◆ Short exercise ◆
Output the full listing below exactly, without the pictures.

# START OF Data to use

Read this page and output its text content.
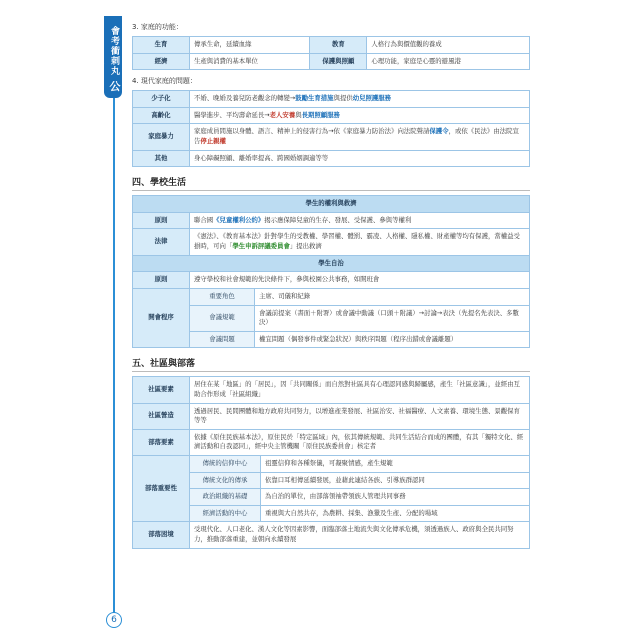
會考衝刺丸 公民
6
3. 家庭的功能：
生育	傳承生命，延續血緣	教育	人格行為與價值觀的養成
經濟	生產與消費的基本單位	保護與照顧	心理功能，家庭是心靈的避風港
4. 現代家庭的問題：
少子化	不婚、晚婚及養兒防老觀念的轉變→鼓勵生育措施與提供幼兒照護服務
高齡化	醫學進步、平均壽命延長→老人安養與長期照顧服務
家庭暴力	家庭成員間施以身體、語言、精神上的侵害行為→依《家庭暴力防治法》向法院聲請保護令，或依《民法》由法院宣告停止親權
其他	身心障礙照顧、離婚率提高、跨國婚姻調適等等
四、學校生活
學生的權利與救濟		
原則	聯合國《兒童權利公約》揭示應保障兒童的生存、發展、受保護、參與等權利	
法律	《憲法》、《教育基本法》針對學生的受教權、學習權、體罰、霸凌、人格權、隱私權、財產權等均有保護，當權益受損時，可向「學生申訴評議委員會」提出救濟	
學生自治		
原則	遵守學校和社會規範的先決條件下，參與校園公共事務，如開班會	
開會程序	重要角色	主席、司儀和紀錄
	會議規範	會議前提案（書面＋附署）或會議中動議（口頭＋附議）→討論→表決（先提名先表決、多數決）
	會議問題	權宜問題（偶發事件或緊急狀況）與秩序問題（程序出錯或會議離題）
五、社區與部落
社區要素	居住在某「地區」的「居民」，因「共同關係」而自然對社區具有心理認同感與歸屬感，產生「社區意識」，並經由互助合作形成「社區組織」	
社區營造	透過居民、民間團體和地方政府共同努力，以增進產業發展、社區治安、社福醫療、人文素養、環境生態、景觀保育等等	
部落要素	依據《原住民族基本法》，原住民於「特定區域」內，依其傳統規範、共同生活結合而成的團體，有其「獨特文化、經濟活動和自我認同」，經中央主管機關「原住民族委員會」核定者	
部落重要性	傳統的信仰中心	祖靈信仰和各種祭儀，可凝聚情感，產生規範
	傳統文化的傳承	依靠口耳相傳延續發展，並藉此連結各族、引導族群認同
	政治組織的基礎	為自治的單位，由部落領袖帶領族人管理共同事務
	經濟活動的中心	重視與大自然共存，為農耕、採集、漁獵及生產、分配的場域
部落困境	受現代化、人口老化、漢人文化等因素影響，面臨部落土地流失與文化傳承危機，須透過族人、政府與全民共同努力，推動部落重建，並朝向永續發展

# END OF Data to use

◆ Response to the exercise ◆
Read this page and output its text content.
會考衝刺丸 公民
6
3. 家庭的功能：
生育	傳承生命，延續血緣	教育	人格行為與價值觀的養成
經濟	生產與消費的基本單位	保護與照顧	心理功能，家庭是心靈的避風港
4. 現代家庭的問題：
少子化	不婚、晚婚及養兒防老觀念的轉變→鼓勵生育措施與提供幼兒照護服務
高齡化	醫學進步、平均壽命延長→老人安養與長期照顧服務
家庭暴力	家庭成員間施以身體、語言、精神上的侵害行為→依《家庭暴力防治法》向法院聲請保護令，或依《民法》由法院宣告停止親權
其他	身心障礙照顧、離婚率提高、跨國婚姻調適等等
四、學校生活
學生的權利與救濟		
原則	聯合國《兒童權利公約》揭示應保障兒童的生存、發展、受保護、參與等權利	
法律	《憲法》、《教育基本法》針對學生的受教權、學習權、體罰、霸凌、人格權、隱私權、財產權等均有保護，當權益受損時，可向「學生申訴評議委員會」提出救濟	
學生自治		
原則	遵守學校和社會規範的先決條件下，參與校園公共事務，如開班會	
開會程序	重要角色	主席、司儀和紀錄
	會議規範	會議前提案（書面＋附署）或會議中動議（口頭＋附議）→討論→表決（先提名先表決、多數決）
	會議問題	權宜問題（偶發事件或緊急狀況）與秩序問題（程序出錯或會議離題）
五、社區與部落
社區要素	居住在某「地區」的「居民」，因「共同關係」而自然對社區具有心理認同感與歸屬感，產生「社區意識」，並經由互助合作形成「社區組織」	
社區營造	透過居民、民間團體和地方政府共同努力，以增進產業發展、社區治安、社福醫療、人文素養、環境生態、景觀保育等等	
部落要素	依據《原住民族基本法》，原住民於「特定區域」內，依其傳統規範、共同生活結合而成的團體，有其「獨特文化、經濟活動和自我認同」，經中央主管機關「原住民族委員會」核定者	
部落重要性	傳統的信仰中心	祖靈信仰和各種祭儀，可凝聚情感，產生規範
	傳統文化的傳承	依靠口耳相傳延續發展，並藉此連結各族、引導族群認同
	政治組織的基礎	為自治的單位，由部落領袖帶領族人管理共同事務
	經濟活動的中心	重視與大自然共存，為農耕、採集、漁獵及生產、分配的場域
部落困境	受現代化、人口老化、漢人文化等因素影響，面臨部落土地流失與文化傳承危機，須透過族人、政府與全民共同努力，推動部落重建，並朝向永續發展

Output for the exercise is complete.